_Exercise instructions_:
Pick every line with "this" from the material below.
● ● ● ● ●
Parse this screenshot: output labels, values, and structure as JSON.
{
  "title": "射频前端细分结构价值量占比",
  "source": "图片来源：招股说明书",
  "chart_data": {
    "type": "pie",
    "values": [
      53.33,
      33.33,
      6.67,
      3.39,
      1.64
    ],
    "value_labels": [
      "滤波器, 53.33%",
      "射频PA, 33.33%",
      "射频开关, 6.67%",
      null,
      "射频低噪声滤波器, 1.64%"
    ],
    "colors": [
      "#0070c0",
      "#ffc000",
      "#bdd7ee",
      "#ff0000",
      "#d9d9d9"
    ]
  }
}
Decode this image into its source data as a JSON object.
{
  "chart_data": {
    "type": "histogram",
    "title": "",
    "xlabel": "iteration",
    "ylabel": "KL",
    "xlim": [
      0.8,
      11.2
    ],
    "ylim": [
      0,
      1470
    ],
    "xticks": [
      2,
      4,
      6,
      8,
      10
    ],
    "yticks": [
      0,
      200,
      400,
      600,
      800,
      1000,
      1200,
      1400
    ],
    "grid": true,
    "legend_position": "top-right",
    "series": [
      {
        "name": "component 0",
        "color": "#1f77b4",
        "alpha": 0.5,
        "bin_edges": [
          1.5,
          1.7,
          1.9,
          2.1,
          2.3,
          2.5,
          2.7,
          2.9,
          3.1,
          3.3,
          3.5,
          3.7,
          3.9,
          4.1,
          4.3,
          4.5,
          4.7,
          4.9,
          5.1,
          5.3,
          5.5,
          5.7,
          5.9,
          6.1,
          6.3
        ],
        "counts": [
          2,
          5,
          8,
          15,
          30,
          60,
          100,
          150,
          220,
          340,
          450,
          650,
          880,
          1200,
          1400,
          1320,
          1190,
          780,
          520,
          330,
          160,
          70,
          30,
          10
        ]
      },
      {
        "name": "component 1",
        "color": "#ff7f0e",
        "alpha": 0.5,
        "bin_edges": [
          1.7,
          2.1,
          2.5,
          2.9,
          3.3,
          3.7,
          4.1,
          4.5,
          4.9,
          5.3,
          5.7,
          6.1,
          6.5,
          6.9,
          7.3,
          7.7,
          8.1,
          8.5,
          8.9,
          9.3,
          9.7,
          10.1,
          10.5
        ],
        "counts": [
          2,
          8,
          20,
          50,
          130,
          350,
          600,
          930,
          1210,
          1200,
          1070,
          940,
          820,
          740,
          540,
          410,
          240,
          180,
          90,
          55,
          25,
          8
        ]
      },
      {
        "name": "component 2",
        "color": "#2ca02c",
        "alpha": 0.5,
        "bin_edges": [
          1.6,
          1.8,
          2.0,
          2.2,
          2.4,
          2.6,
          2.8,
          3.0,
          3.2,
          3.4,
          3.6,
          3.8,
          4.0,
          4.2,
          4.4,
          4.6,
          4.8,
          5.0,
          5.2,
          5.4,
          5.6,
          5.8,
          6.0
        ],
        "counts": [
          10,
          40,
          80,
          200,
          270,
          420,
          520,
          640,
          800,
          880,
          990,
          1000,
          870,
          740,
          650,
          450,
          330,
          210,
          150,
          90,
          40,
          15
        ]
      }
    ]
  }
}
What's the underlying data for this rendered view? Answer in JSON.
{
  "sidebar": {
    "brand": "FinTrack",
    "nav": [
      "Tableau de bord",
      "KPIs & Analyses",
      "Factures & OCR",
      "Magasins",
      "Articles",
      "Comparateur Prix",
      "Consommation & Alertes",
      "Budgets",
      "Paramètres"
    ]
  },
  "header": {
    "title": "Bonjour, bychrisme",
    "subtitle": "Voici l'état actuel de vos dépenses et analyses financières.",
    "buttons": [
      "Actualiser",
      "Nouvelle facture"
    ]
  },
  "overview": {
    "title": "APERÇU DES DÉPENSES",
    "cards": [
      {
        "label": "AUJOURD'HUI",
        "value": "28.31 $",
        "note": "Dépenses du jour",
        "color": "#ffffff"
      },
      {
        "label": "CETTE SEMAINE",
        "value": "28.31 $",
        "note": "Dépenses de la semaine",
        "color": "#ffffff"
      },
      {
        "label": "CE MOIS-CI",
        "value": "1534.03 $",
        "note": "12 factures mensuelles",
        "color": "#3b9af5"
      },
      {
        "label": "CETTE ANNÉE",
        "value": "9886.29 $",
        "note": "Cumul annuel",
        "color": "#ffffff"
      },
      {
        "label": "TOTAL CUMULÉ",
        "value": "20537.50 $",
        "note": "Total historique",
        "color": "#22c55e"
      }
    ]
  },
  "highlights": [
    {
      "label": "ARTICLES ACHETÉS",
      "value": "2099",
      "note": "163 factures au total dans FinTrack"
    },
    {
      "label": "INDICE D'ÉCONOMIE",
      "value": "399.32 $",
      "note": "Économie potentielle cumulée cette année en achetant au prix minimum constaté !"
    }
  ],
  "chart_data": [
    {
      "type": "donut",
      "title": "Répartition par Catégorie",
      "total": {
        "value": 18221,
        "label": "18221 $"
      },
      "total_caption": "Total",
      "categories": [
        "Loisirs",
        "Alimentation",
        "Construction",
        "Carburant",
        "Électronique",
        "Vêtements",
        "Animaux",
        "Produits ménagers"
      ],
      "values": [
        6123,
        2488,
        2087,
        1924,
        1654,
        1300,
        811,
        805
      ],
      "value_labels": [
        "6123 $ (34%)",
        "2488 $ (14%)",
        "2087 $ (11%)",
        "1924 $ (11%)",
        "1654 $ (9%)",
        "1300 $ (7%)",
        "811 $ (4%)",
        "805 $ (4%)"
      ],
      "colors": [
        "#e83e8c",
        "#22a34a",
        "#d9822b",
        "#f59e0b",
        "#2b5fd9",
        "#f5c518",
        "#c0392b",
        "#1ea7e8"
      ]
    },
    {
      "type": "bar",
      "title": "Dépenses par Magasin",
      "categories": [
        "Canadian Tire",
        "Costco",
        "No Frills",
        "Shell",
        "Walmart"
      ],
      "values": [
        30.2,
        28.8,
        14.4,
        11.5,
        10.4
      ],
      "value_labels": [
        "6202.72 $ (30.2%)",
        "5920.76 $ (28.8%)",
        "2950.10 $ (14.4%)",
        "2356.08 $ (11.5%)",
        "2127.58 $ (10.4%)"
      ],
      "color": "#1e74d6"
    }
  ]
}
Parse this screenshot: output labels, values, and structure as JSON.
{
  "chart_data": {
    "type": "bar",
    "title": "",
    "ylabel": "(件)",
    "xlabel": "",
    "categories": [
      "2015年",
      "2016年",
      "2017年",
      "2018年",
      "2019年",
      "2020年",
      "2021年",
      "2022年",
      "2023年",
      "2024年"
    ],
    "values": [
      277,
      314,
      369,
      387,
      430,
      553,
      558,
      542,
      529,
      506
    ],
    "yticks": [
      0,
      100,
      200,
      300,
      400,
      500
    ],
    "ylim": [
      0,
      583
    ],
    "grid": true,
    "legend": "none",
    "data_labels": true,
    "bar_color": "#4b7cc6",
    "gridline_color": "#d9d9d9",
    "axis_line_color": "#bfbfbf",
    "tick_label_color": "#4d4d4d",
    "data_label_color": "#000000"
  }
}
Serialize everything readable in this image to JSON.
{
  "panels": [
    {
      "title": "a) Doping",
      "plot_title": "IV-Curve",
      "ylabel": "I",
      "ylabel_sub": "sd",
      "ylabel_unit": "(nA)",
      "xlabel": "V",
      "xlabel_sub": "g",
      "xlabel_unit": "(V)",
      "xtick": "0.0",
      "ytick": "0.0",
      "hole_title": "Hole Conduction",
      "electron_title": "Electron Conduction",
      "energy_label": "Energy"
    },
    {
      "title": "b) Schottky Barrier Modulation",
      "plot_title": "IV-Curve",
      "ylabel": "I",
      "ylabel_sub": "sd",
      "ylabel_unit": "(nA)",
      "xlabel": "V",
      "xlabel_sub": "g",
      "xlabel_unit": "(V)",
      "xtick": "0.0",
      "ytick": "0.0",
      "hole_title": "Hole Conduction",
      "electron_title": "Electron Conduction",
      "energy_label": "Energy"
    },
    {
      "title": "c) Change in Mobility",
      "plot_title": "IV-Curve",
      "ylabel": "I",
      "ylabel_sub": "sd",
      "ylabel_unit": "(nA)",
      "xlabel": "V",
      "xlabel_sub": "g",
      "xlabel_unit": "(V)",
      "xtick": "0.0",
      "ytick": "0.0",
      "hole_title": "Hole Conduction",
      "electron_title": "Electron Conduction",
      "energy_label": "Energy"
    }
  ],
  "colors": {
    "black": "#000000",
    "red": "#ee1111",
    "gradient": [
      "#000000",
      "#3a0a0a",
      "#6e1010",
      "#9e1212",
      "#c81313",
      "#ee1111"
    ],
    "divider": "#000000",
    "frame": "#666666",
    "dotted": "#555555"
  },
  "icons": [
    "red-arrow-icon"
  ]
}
● ● ● ● ●
_Full answer_:
Parse this screenshot: output labels, values, and structure as JSON.
Decode this image into its source data as a JSON object.
What's the underlying data for this rendered view? Answer in JSON.
Parse this screenshot: output labels, values, and structure as JSON.
Serialize everything readable in this image to JSON.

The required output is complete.